_GIVEN RECORDS:_

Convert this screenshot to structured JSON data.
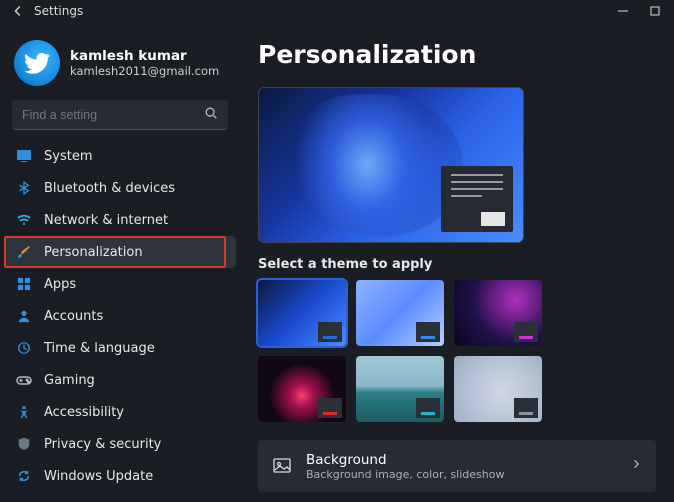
{
  "window": {
    "title": "Settings"
  },
  "profile": {
    "name": "kamlesh kumar",
    "email": "kamlesh2011@gmail.com"
  },
  "search": {
    "placeholder": "Find a setting"
  },
  "nav": [
    {
      "label": "System"
    },
    {
      "label": "Bluetooth & devices"
    },
    {
      "label": "Network & internet"
    },
    {
      "label": "Personalization"
    },
    {
      "label": "Apps"
    },
    {
      "label": "Accounts"
    },
    {
      "label": "Time & language"
    },
    {
      "label": "Gaming"
    },
    {
      "label": "Accessibility"
    },
    {
      "label": "Privacy & security"
    },
    {
      "label": "Windows Update"
    }
  ],
  "page": {
    "title": "Personalization",
    "theme_section_label": "Select a theme to apply",
    "background_row": {
      "title": "Background",
      "subtitle": "Background image, color, slideshow"
    }
  }
}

_TASK DETAILS:_ Every line is to be duplicated exactly, though pictures stay out.

_EXERCISE OUTPUT:_
Convert this screenshot to structured JSON data.
{
  "window": {
    "title": "Settings"
  },
  "profile": {
    "name": "kamlesh kumar",
    "email": "kamlesh2011@gmail.com"
  },
  "search": {
    "placeholder": "Find a setting"
  },
  "nav": [
    {
      "label": "System"
    },
    {
      "label": "Bluetooth & devices"
    },
    {
      "label": "Network & internet"
    },
    {
      "label": "Personalization"
    },
    {
      "label": "Apps"
    },
    {
      "label": "Accounts"
    },
    {
      "label": "Time & language"
    },
    {
      "label": "Gaming"
    },
    {
      "label": "Accessibility"
    },
    {
      "label": "Privacy & security"
    },
    {
      "label": "Windows Update"
    }
  ],
  "page": {
    "title": "Personalization",
    "theme_section_label": "Select a theme to apply",
    "background_row": {
      "title": "Background",
      "subtitle": "Background image, color, slideshow"
    }
  }
}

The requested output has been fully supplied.